Each line that holds the word "标志着我国封建君主集权的进一步强化" counts once; report the total and nothing else.

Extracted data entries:
● ● ● ● ● ● ●
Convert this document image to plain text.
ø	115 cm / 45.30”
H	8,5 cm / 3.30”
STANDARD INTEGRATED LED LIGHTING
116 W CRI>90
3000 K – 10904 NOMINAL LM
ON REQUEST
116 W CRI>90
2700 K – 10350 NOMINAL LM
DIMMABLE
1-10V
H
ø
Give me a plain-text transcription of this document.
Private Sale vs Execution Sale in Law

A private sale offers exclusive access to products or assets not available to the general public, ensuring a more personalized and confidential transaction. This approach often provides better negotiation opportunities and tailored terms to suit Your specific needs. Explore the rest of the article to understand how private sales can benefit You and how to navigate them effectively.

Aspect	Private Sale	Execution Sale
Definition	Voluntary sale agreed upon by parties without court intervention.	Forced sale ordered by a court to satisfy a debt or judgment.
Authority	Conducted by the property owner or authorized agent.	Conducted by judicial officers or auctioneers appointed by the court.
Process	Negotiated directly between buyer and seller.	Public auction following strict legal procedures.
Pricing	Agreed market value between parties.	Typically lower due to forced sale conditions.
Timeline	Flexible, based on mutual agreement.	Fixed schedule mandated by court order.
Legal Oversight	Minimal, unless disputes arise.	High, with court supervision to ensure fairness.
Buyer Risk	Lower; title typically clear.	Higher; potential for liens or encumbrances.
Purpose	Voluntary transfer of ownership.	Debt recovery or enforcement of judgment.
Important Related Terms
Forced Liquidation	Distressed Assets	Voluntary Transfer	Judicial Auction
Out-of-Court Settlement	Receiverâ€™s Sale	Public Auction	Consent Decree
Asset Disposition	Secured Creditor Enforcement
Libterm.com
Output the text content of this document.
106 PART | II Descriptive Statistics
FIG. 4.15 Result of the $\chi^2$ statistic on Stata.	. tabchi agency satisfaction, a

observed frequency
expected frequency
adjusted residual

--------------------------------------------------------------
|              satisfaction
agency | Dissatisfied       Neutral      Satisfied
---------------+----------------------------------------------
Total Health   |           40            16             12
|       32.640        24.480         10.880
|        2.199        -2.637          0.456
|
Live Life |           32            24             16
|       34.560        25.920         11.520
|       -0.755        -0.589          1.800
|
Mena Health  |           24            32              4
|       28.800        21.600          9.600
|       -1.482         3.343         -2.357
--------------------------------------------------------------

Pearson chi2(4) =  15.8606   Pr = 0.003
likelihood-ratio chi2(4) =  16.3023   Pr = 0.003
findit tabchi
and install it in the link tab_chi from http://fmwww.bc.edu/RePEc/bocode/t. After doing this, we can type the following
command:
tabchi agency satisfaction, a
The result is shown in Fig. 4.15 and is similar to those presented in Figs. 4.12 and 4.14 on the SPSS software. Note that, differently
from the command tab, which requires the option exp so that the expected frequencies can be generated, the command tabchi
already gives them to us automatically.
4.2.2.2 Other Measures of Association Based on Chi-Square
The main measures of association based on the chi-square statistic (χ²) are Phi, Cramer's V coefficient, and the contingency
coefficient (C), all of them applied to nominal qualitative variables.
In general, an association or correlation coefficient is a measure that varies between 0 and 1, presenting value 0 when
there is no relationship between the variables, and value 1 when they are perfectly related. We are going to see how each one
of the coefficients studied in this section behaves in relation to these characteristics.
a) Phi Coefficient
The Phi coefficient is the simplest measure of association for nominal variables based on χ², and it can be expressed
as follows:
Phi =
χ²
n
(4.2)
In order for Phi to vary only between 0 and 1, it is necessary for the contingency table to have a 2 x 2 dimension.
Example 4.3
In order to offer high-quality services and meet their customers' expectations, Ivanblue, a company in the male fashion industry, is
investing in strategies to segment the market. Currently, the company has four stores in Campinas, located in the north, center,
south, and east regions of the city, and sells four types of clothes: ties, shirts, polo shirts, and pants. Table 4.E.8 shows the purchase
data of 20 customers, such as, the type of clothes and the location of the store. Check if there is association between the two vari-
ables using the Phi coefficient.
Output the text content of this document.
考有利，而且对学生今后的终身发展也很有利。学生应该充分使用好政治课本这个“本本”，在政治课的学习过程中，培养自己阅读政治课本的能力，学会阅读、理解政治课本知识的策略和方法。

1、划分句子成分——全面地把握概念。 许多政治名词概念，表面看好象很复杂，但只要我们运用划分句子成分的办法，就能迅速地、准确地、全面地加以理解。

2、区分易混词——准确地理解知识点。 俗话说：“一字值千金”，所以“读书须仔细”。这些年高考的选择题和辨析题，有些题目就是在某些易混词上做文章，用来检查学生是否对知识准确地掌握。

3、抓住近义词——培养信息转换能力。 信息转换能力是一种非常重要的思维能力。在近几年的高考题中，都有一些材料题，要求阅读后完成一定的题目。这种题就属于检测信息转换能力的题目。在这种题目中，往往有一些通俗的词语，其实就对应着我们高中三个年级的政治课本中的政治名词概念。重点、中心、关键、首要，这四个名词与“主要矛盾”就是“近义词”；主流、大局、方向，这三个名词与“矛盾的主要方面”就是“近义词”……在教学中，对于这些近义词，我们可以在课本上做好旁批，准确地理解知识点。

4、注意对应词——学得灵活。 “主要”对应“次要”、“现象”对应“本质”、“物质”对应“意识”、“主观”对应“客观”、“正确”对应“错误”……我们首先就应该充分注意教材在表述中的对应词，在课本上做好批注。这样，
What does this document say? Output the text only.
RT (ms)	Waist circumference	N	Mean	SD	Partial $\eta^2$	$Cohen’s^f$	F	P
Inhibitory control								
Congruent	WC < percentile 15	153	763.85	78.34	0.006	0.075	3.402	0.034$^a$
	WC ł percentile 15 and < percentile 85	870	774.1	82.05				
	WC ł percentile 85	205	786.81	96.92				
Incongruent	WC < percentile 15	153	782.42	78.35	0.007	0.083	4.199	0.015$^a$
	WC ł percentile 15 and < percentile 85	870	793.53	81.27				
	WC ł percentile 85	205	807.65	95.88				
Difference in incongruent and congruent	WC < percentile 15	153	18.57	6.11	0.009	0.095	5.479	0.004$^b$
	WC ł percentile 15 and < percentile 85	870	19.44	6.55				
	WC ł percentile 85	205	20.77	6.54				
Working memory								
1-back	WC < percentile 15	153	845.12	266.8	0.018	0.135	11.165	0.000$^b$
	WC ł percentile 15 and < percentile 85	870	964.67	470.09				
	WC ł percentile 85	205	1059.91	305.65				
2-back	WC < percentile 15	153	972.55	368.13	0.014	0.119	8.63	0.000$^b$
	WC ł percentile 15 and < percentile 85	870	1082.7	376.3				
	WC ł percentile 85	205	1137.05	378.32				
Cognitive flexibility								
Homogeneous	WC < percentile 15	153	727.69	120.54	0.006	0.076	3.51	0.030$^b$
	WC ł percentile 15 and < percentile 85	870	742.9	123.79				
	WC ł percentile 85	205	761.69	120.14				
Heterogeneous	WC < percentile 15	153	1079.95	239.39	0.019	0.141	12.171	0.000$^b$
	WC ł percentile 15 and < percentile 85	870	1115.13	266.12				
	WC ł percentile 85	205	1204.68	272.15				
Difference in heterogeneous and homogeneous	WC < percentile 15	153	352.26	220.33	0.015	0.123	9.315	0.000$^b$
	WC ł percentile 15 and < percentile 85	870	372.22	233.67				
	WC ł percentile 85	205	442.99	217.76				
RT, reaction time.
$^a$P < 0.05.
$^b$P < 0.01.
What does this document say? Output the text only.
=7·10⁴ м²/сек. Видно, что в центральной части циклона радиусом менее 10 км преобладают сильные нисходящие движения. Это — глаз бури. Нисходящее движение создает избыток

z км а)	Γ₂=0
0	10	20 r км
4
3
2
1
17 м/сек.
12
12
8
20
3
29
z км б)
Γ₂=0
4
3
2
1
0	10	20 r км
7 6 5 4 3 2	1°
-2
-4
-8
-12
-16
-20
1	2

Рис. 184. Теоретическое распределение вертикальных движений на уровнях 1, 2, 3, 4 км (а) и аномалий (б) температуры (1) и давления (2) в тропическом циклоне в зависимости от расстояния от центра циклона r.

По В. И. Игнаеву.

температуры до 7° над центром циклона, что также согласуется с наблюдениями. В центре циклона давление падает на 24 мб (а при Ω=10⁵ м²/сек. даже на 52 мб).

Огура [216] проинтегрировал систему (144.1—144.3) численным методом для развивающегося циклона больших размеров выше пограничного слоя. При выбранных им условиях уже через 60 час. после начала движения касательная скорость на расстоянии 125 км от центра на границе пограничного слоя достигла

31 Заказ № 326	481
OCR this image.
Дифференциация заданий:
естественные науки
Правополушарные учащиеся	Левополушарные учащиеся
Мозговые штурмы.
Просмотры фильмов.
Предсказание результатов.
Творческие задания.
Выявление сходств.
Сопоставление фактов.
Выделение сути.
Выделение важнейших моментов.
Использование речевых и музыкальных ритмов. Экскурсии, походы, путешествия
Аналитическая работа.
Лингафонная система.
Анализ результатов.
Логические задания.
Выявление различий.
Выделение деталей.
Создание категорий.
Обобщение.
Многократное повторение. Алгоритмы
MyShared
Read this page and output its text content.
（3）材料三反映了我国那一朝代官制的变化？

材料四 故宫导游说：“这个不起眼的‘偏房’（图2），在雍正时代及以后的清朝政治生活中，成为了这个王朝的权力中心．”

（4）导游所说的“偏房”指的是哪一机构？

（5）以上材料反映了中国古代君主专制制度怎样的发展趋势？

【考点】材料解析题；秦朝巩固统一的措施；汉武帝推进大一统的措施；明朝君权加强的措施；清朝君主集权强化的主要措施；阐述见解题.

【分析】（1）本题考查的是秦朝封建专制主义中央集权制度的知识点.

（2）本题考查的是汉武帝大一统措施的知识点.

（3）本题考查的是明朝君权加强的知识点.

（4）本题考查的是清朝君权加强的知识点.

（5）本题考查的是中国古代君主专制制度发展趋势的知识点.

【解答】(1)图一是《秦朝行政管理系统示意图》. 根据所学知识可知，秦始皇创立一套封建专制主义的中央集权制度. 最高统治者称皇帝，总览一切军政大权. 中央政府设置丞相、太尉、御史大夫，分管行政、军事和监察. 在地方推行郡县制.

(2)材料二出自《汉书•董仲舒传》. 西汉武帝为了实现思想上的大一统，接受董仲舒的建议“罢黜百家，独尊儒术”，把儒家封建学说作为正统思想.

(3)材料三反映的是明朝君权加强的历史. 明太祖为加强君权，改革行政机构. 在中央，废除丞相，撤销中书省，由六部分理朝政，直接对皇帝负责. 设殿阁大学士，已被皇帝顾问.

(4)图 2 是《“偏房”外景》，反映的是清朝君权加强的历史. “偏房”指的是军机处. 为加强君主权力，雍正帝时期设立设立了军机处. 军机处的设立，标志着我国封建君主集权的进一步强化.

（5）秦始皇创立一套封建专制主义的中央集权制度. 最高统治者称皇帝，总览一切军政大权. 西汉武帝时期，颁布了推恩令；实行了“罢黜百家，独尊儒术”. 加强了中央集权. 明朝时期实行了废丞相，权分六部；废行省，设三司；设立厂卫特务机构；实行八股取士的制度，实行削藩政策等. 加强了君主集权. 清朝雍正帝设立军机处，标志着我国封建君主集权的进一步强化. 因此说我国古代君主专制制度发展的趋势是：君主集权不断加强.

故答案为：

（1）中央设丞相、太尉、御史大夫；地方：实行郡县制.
● ● ● ● ● ● ●
▶ _Answer to this problem_: 2